__Prompt__:
Count how many lines contain "Pythia" and reply with that number only.

__Exercise data__:
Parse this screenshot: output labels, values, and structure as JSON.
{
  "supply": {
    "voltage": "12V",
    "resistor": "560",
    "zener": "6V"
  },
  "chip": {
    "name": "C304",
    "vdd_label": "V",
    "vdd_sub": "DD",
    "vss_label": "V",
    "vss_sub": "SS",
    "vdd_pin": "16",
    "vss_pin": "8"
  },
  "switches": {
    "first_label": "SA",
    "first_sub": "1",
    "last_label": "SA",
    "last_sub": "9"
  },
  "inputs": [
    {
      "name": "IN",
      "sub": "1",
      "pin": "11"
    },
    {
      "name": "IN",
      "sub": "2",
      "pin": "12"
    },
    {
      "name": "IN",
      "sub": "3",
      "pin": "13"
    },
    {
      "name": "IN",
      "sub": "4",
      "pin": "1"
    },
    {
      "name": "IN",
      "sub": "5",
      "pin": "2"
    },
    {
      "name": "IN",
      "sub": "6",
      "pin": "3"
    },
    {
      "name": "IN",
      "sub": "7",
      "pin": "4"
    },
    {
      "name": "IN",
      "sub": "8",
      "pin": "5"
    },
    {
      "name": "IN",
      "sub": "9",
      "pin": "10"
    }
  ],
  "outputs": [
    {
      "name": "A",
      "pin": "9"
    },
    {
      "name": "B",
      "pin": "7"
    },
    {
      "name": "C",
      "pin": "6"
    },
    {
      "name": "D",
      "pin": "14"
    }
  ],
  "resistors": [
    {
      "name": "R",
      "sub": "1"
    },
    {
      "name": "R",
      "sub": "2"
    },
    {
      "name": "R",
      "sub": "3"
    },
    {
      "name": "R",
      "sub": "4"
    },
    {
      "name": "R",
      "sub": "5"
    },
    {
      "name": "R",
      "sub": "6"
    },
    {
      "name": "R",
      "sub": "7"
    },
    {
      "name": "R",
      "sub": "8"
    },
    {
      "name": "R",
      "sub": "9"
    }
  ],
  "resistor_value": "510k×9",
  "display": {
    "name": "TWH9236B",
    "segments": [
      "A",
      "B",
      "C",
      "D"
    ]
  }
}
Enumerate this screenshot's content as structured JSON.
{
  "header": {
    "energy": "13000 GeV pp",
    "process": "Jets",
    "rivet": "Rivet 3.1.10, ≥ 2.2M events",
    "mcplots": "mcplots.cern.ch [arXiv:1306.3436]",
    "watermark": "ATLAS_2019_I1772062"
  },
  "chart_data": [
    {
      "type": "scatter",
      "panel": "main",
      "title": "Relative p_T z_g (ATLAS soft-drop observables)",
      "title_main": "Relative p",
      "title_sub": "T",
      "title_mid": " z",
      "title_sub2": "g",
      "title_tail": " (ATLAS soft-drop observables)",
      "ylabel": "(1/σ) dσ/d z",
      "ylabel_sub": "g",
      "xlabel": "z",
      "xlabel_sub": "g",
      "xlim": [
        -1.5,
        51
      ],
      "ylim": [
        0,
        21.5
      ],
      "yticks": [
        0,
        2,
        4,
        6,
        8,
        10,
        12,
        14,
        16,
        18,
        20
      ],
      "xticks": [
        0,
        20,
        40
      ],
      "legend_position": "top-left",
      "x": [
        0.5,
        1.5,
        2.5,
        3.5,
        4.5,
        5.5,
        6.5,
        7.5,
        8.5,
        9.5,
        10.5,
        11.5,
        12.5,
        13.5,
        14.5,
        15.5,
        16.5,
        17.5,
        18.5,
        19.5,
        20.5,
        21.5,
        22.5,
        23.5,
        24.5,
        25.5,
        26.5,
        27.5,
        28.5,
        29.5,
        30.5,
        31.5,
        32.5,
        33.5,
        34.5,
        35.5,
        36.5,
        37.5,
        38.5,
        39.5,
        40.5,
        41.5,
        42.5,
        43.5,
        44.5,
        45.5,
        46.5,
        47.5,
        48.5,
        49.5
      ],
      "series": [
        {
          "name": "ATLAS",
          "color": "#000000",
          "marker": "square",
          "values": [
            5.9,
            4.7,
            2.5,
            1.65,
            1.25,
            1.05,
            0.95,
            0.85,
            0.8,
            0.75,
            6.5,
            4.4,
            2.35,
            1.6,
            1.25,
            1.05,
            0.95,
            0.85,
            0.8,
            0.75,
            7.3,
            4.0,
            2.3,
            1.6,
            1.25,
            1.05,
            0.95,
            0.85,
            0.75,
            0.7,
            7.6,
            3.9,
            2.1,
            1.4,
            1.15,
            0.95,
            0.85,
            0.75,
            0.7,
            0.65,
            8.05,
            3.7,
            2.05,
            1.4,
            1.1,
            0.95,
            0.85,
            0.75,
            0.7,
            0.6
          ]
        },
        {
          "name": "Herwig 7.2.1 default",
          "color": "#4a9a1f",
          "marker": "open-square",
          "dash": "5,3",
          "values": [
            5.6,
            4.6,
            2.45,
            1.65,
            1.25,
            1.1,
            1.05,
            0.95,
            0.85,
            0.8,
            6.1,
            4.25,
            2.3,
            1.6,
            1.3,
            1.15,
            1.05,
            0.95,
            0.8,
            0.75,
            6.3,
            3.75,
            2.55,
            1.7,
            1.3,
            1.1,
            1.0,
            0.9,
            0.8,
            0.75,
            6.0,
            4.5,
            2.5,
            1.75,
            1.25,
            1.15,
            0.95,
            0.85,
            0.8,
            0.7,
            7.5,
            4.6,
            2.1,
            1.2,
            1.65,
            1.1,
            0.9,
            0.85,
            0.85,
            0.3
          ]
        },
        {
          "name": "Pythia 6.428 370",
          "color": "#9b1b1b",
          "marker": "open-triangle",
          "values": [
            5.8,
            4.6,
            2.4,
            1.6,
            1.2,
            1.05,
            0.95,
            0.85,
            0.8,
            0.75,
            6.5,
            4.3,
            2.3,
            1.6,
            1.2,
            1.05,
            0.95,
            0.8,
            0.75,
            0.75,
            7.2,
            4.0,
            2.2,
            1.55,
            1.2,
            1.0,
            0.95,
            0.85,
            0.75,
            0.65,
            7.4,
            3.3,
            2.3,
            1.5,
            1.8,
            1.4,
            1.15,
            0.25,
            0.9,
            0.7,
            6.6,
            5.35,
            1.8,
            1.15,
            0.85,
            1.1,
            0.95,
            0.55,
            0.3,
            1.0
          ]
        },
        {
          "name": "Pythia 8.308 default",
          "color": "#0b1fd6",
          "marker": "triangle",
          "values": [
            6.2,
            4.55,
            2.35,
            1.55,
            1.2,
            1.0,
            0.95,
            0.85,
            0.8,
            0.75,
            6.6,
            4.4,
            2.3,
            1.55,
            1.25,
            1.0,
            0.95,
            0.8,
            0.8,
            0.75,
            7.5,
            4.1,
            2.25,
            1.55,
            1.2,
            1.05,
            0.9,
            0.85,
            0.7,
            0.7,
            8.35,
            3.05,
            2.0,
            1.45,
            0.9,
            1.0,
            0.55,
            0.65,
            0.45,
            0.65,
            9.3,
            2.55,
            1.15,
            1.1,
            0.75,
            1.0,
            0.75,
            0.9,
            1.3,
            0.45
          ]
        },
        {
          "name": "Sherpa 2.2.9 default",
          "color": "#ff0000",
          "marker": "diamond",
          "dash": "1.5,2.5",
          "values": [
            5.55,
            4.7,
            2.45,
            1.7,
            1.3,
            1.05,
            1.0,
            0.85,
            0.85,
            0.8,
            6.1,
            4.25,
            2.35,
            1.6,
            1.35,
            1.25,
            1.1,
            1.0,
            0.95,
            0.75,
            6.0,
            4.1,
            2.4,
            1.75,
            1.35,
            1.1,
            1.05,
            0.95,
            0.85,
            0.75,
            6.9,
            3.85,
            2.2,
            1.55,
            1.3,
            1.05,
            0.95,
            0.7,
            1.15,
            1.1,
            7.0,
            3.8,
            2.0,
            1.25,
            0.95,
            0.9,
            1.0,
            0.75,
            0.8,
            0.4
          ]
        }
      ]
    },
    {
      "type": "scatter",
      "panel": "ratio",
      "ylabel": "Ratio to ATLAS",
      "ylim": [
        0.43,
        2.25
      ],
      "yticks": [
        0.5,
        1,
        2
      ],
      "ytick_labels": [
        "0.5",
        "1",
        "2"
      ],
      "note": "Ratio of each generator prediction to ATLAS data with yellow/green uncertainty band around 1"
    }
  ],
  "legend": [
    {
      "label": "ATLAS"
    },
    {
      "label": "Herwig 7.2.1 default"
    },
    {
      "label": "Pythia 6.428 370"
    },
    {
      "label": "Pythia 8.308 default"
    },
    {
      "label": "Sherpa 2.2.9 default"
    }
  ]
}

__Full response__:
4